→ Set exercise
Skip the pictures. Transcribe the rest of the data below without changing a word.

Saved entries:
— start —

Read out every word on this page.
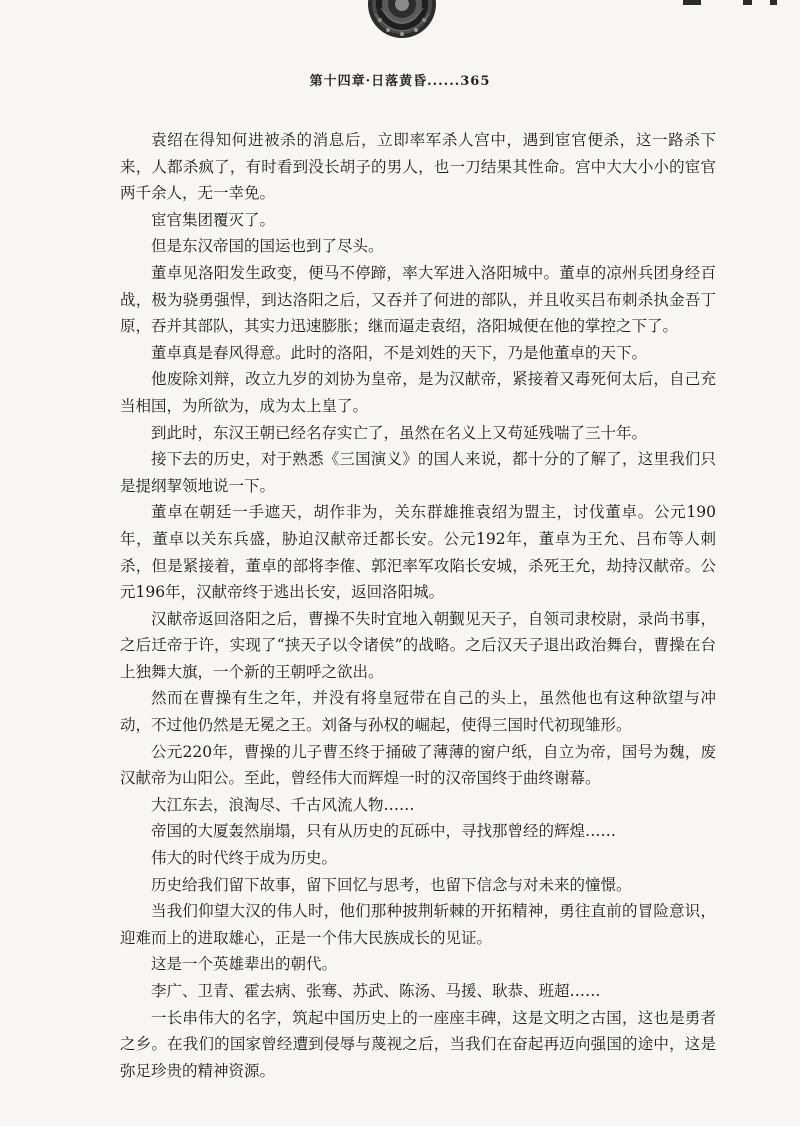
第十四章·日落黄昏......365

袁绍在得知何进被杀的消息后，立即率军杀人宫中，遇到宦官便杀，这一路杀下来，人都杀疯了，有时看到没长胡子的男人，也一刀结果其性命。宫中大大小小的宦官两千余人，无一幸免。

宦官集团覆灭了。

但是东汉帝国的国运也到了尽头。

董卓见洛阳发生政变，便马不停蹄，率大军进入洛阳城中。董卓的凉州兵团身经百战，极为骁勇强悍，到达洛阳之后，又吞并了何进的部队，并且收买吕布刺杀执金吾丁原，吞并其部队，其实力迅速膨胀；继而逼走袁绍，洛阳城便在他的掌控之下了。

董卓真是春风得意。此时的洛阳，不是刘姓的天下，乃是他董卓的天下。

他废除刘辩，改立九岁的刘协为皇帝，是为汉献帝，紧接着又毒死何太后，自己充当相国，为所欲为，成为太上皇了。

到此时，东汉王朝已经名存实亡了，虽然在名义上又苟延残喘了三十年。

接下去的历史，对于熟悉《三国演义》的国人来说，都十分的了解了，这里我们只是提纲挈领地说一下。

董卓在朝廷一手遮天，胡作非为，关东群雄推袁绍为盟主，讨伐董卓。公元190年，董卓以关东兵盛，胁迫汉献帝迁都长安。公元192年，董卓为王允、吕布等人刺杀，但是紧接着，董卓的部将李傕、郭汜率军攻陷长安城，杀死王允，劫持汉献帝。公元196年，汉献帝终于逃出长安，返回洛阳城。

汉献帝返回洛阳之后，曹操不失时宜地入朝觐见天子，自领司隶校尉，录尚书事，之后迁帝于许，实现了“挟天子以令诸侯”的战略。之后汉天子退出政治舞台，曹操在台上独舞大旗，一个新的王朝呼之欲出。

然而在曹操有生之年，并没有将皇冠带在自己的头上，虽然他也有这种欲望与冲动，不过他仍然是无冕之王。刘备与孙权的崛起，使得三国时代初现雏形。

公元220年，曹操的儿子曹丕终于捅破了薄薄的窗户纸，自立为帝，国号为魏，废汉献帝为山阳公。至此，曾经伟大而辉煌一时的汉帝国终于曲终谢幕。

大江东去，浪淘尽、千古风流人物……

帝国的大厦轰然崩塌，只有从历史的瓦砾中，寻找那曾经的辉煌……

伟大的时代终于成为历史。

历史给我们留下故事，留下回忆与思考，也留下信念与对未来的憧憬。

当我们仰望大汉的伟人时，他们那种披荆斩棘的开拓精神，勇往直前的冒险意识，迎难而上的进取雄心，正是一个伟大民族成长的见证。

这是一个英雄辈出的朝代。

李广、卫青、霍去病、张骞、苏武、陈汤、马援、耿恭、班超……

一长串伟大的名字，筑起中国历史上的一座座丰碑，这是文明之古国，这也是勇者之乡。在我们的国家曾经遭到侵辱与蔑视之后，当我们在奋起再迈向强国的途中，这是弥足珍贵的精神资源。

— end —

→ Expected answer
Read out every word on this page.
第十四章·日落黄昏......365

袁绍在得知何进被杀的消息后，立即率军杀人宫中，遇到宦官便杀，这一路杀下来，人都杀疯了，有时看到没长胡子的男人，也一刀结果其性命。宫中大大小小的宦官两千余人，无一幸免。

宦官集团覆灭了。

但是东汉帝国的国运也到了尽头。

董卓见洛阳发生政变，便马不停蹄，率大军进入洛阳城中。董卓的凉州兵团身经百战，极为骁勇强悍，到达洛阳之后，又吞并了何进的部队，并且收买吕布刺杀执金吾丁原，吞并其部队，其实力迅速膨胀；继而逼走袁绍，洛阳城便在他的掌控之下了。

董卓真是春风得意。此时的洛阳，不是刘姓的天下，乃是他董卓的天下。

他废除刘辩，改立九岁的刘协为皇帝，是为汉献帝，紧接着又毒死何太后，自己充当相国，为所欲为，成为太上皇了。

到此时，东汉王朝已经名存实亡了，虽然在名义上又苟延残喘了三十年。

接下去的历史，对于熟悉《三国演义》的国人来说，都十分的了解了，这里我们只是提纲挈领地说一下。

董卓在朝廷一手遮天，胡作非为，关东群雄推袁绍为盟主，讨伐董卓。公元190年，董卓以关东兵盛，胁迫汉献帝迁都长安。公元192年，董卓为王允、吕布等人刺杀，但是紧接着，董卓的部将李傕、郭汜率军攻陷长安城，杀死王允，劫持汉献帝。公元196年，汉献帝终于逃出长安，返回洛阳城。

汉献帝返回洛阳之后，曹操不失时宜地入朝觐见天子，自领司隶校尉，录尚书事，之后迁帝于许，实现了“挟天子以令诸侯”的战略。之后汉天子退出政治舞台，曹操在台上独舞大旗，一个新的王朝呼之欲出。

然而在曹操有生之年，并没有将皇冠带在自己的头上，虽然他也有这种欲望与冲动，不过他仍然是无冕之王。刘备与孙权的崛起，使得三国时代初现雏形。

公元220年，曹操的儿子曹丕终于捅破了薄薄的窗户纸，自立为帝，国号为魏，废汉献帝为山阳公。至此，曾经伟大而辉煌一时的汉帝国终于曲终谢幕。

大江东去，浪淘尽、千古风流人物……

帝国的大厦轰然崩塌，只有从历史的瓦砾中，寻找那曾经的辉煌……

伟大的时代终于成为历史。

历史给我们留下故事，留下回忆与思考，也留下信念与对未来的憧憬。

当我们仰望大汉的伟人时，他们那种披荆斩棘的开拓精神，勇往直前的冒险意识，迎难而上的进取雄心，正是一个伟大民族成长的见证。

这是一个英雄辈出的朝代。

李广、卫青、霍去病、张骞、苏武、陈汤、马援、耿恭、班超……

一长串伟大的名字，筑起中国历史上的一座座丰碑，这是文明之古国，这也是勇者之乡。在我们的国家曾经遭到侵辱与蔑视之后，当我们在奋起再迈向强国的途中，这是弥足珍贵的精神资源。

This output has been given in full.